Stored records
= = =

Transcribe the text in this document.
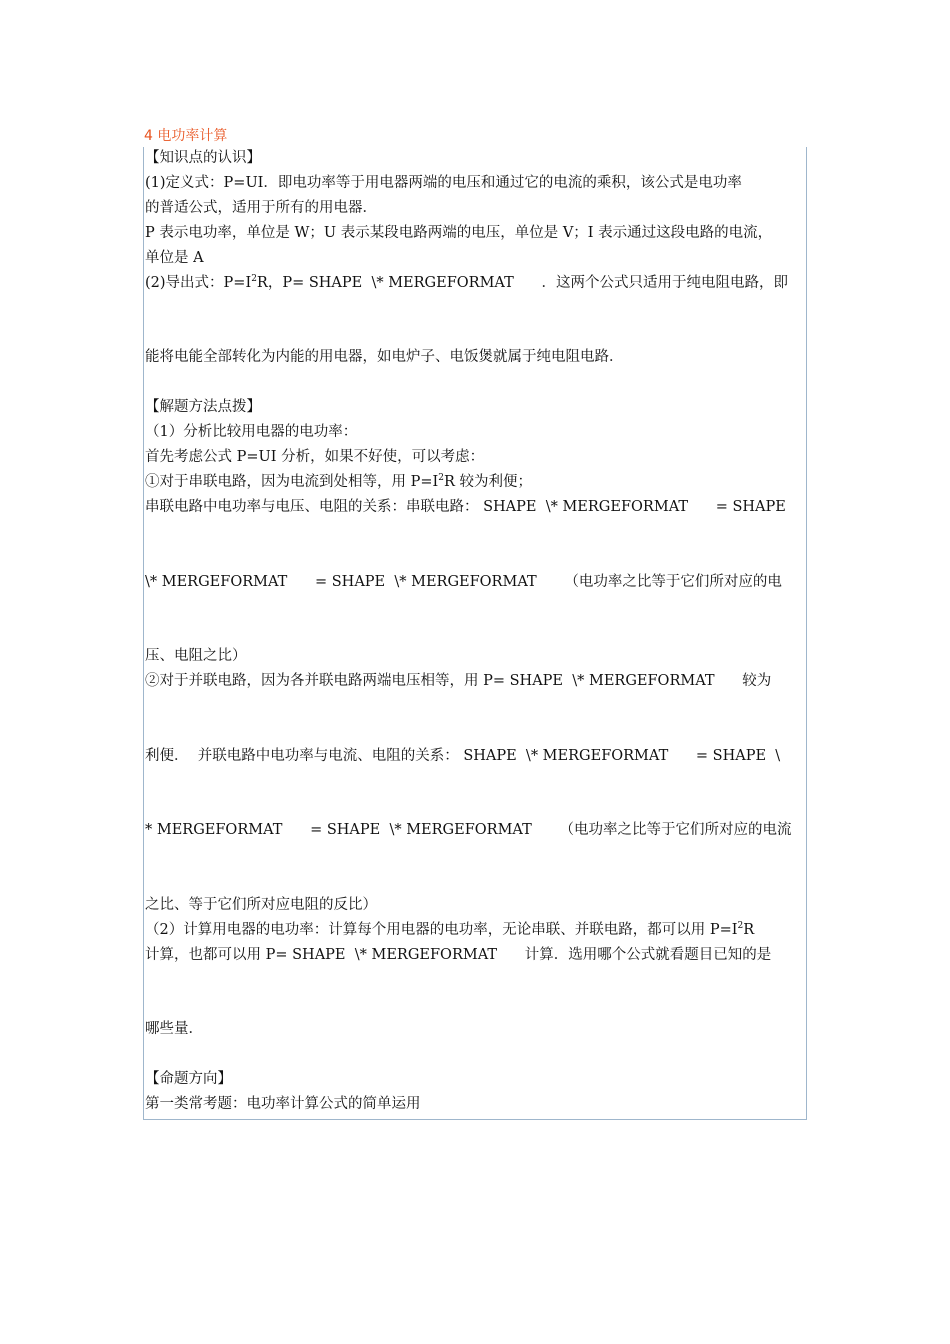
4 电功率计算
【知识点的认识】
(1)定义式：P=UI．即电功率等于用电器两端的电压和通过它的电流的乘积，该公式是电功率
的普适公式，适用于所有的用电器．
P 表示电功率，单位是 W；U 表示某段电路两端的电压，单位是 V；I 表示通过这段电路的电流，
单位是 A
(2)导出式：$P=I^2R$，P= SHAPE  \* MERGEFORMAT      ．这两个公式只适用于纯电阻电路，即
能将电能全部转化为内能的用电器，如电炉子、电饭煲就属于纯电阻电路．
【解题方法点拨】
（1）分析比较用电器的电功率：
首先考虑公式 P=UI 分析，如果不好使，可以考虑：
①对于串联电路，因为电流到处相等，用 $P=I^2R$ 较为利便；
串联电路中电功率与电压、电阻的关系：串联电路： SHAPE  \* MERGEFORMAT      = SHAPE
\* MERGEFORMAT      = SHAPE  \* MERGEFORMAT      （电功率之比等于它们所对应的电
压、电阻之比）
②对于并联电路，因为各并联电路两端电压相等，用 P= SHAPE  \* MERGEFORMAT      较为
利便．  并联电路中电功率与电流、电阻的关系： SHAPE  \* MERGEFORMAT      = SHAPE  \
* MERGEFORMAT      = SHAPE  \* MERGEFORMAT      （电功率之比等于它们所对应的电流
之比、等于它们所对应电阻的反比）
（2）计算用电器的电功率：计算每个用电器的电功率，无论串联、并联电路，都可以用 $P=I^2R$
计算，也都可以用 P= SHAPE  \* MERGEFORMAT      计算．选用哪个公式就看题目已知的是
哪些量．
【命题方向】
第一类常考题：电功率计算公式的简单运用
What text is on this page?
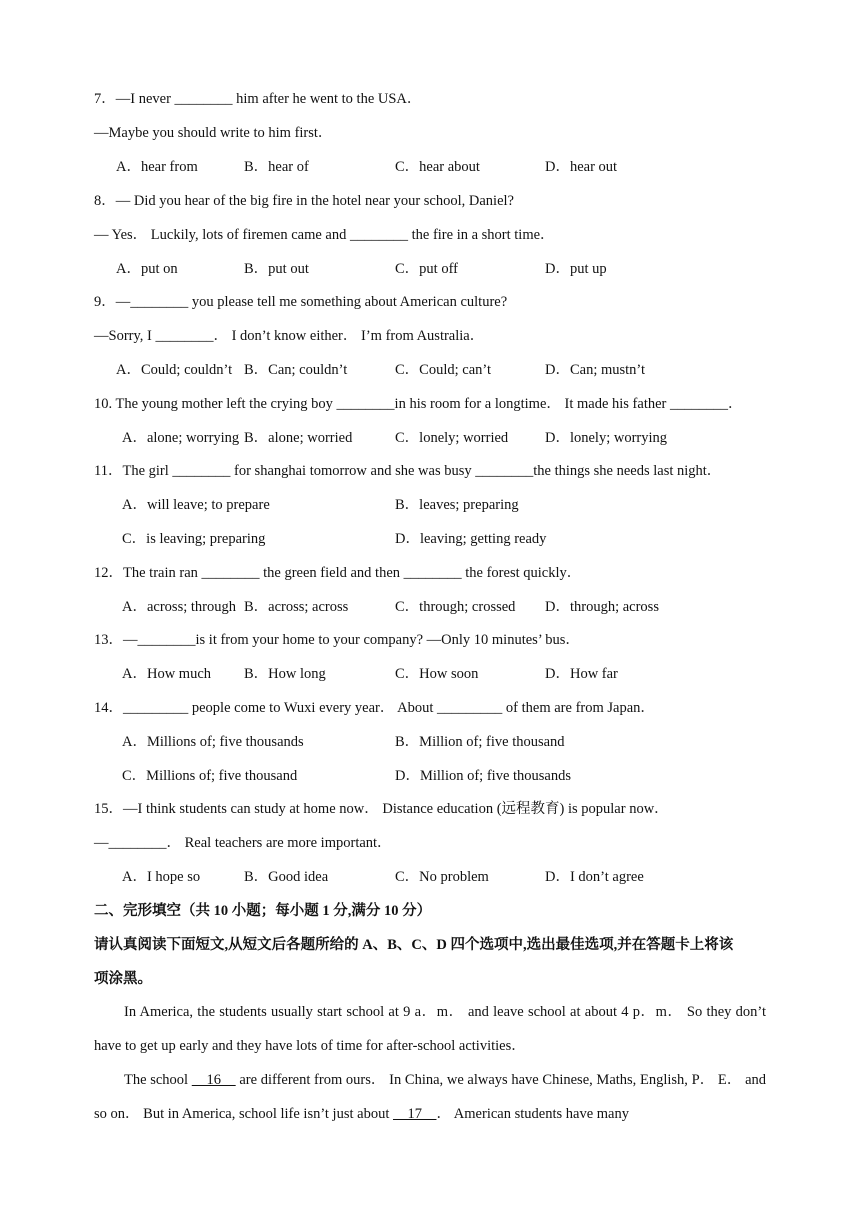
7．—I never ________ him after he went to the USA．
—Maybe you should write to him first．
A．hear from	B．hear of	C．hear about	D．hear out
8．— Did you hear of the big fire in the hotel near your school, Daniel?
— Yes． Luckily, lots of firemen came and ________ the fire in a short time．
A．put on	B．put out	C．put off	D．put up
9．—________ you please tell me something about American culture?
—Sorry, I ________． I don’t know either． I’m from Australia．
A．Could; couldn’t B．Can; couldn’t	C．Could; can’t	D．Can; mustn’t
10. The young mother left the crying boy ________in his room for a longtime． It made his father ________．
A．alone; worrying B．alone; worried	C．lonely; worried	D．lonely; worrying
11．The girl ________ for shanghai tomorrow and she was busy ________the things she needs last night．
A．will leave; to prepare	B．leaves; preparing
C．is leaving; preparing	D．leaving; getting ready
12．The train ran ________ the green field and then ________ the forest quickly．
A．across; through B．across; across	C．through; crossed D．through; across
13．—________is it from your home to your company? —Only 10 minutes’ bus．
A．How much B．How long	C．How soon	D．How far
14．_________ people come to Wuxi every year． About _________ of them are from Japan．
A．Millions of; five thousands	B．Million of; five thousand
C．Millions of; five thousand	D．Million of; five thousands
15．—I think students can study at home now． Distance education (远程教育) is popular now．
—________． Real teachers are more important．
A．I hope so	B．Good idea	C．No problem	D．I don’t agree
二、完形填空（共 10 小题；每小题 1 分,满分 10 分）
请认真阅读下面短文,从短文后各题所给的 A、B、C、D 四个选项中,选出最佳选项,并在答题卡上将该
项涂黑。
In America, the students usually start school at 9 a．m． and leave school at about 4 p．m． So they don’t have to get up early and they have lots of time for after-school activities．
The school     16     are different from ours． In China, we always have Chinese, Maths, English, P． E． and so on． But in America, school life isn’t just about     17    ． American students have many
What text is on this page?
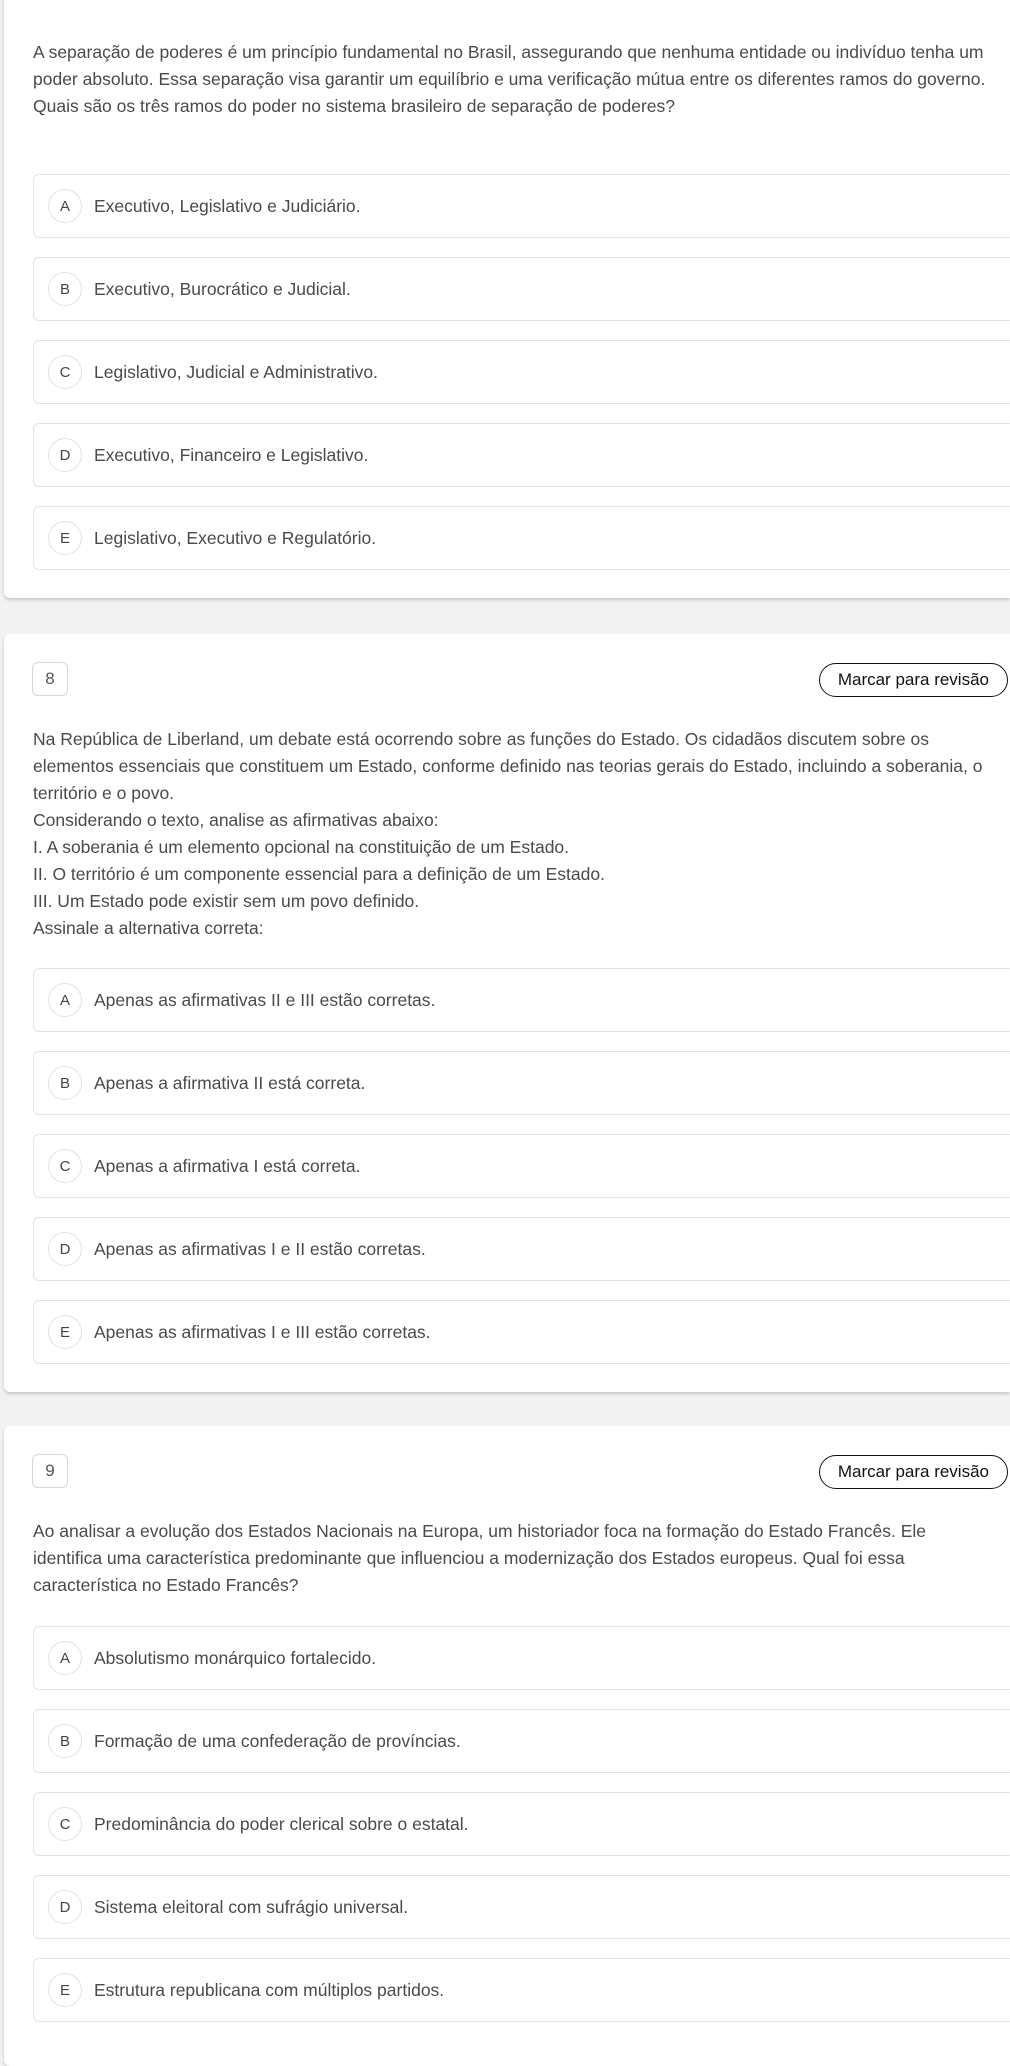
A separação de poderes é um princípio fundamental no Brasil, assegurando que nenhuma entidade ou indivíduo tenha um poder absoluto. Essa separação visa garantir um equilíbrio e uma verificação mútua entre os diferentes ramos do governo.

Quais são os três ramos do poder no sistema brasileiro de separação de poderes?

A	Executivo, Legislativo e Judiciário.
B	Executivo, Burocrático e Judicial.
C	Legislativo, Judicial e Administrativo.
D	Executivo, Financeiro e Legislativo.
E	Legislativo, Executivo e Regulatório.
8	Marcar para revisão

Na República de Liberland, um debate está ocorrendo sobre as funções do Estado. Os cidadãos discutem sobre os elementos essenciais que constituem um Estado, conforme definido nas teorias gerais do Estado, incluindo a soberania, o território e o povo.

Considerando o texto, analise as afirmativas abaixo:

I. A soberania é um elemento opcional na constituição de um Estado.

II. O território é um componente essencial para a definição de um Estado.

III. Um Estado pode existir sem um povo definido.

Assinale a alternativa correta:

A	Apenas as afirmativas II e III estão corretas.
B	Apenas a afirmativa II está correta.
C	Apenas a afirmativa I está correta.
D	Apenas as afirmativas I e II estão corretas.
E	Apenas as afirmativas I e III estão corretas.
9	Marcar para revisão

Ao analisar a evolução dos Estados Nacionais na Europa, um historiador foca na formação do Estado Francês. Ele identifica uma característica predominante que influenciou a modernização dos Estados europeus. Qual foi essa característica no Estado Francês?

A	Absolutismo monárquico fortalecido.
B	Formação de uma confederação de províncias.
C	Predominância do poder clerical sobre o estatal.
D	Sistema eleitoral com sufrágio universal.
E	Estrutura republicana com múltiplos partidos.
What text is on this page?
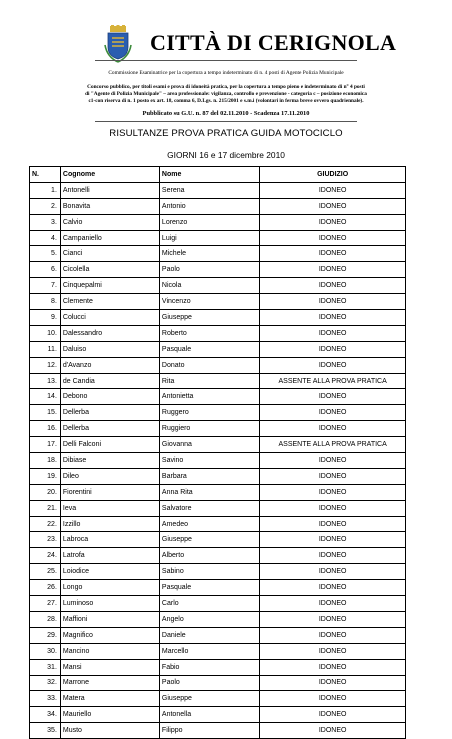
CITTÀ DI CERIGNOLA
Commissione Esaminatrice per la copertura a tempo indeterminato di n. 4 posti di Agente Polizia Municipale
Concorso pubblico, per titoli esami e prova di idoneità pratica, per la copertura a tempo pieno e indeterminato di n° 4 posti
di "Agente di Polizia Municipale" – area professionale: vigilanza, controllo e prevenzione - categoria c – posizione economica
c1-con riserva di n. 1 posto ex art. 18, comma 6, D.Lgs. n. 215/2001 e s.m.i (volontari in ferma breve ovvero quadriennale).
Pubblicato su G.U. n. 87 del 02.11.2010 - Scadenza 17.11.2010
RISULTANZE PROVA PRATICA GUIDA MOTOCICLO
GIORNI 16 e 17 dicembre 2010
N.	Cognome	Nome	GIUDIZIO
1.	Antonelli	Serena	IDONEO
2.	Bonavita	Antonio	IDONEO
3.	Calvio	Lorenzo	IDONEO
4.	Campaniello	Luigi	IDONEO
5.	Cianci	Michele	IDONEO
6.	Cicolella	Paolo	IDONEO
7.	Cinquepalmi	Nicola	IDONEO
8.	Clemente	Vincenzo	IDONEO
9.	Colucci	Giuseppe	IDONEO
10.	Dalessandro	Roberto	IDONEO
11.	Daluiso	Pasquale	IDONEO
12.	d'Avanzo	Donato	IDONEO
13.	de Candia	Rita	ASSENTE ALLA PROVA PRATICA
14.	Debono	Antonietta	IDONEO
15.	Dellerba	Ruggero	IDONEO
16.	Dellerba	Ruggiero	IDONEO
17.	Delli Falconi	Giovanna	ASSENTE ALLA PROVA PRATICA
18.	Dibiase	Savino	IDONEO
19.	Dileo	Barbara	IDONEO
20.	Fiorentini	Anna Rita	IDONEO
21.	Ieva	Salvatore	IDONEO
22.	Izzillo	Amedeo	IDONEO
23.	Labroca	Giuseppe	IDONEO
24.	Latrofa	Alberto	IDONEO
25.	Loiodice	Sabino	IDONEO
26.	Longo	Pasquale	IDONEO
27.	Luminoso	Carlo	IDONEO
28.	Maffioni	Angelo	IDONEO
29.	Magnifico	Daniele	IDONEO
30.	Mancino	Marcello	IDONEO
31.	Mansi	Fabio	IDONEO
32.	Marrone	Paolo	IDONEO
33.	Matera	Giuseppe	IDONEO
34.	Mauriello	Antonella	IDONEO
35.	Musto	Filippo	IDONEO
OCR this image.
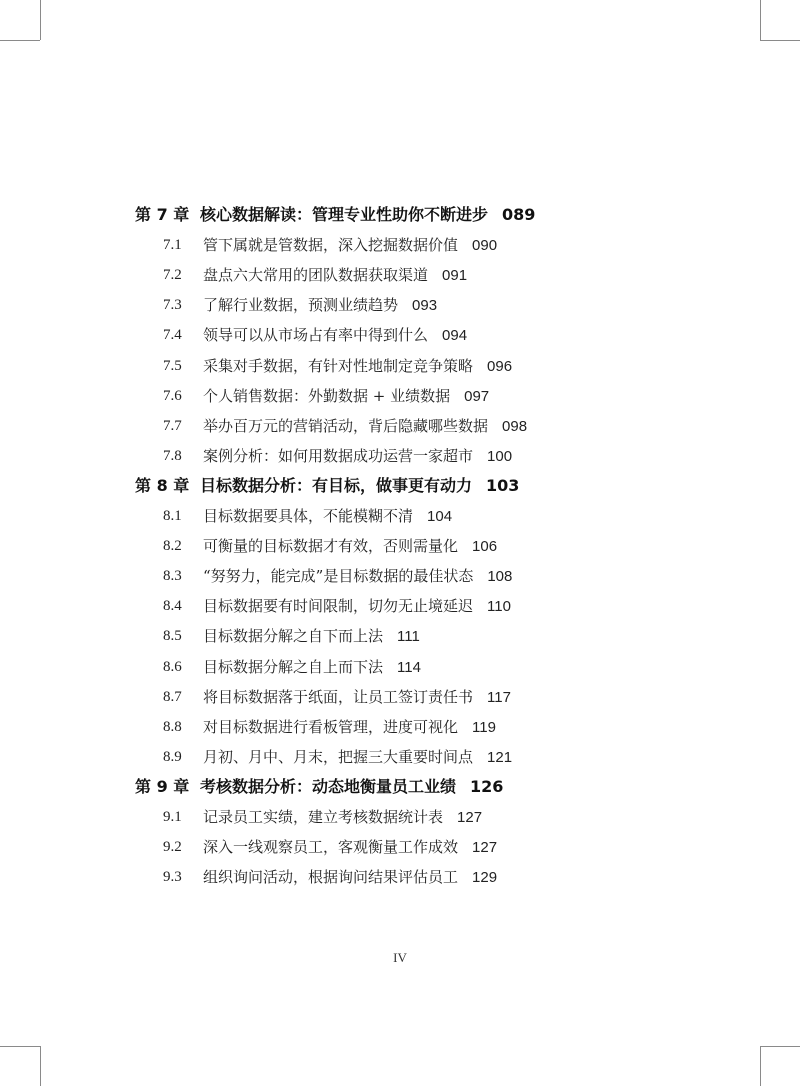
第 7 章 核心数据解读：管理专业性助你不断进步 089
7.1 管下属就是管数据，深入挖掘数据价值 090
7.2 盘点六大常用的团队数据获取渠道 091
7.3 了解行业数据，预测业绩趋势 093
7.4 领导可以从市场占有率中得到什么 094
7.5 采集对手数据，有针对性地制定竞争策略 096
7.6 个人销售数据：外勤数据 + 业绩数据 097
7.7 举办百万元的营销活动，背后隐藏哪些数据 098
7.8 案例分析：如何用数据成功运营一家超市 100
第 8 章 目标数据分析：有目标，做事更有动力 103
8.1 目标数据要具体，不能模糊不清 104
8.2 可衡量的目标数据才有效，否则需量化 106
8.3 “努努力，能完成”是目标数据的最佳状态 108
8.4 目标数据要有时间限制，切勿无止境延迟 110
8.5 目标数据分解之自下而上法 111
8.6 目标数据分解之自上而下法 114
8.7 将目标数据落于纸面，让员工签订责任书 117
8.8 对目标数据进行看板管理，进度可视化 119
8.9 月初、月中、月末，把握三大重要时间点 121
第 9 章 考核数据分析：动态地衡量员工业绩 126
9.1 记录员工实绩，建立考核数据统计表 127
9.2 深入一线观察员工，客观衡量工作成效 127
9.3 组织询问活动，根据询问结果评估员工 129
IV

= = =

* [Task prompt] Copy all lines from the material that hold "corretas".

* [Task response]
A	Apenas as afirmativas II e III estão corretas.
D	Apenas as afirmativas I e II estão corretas.
E	Apenas as afirmativas I e III estão corretas.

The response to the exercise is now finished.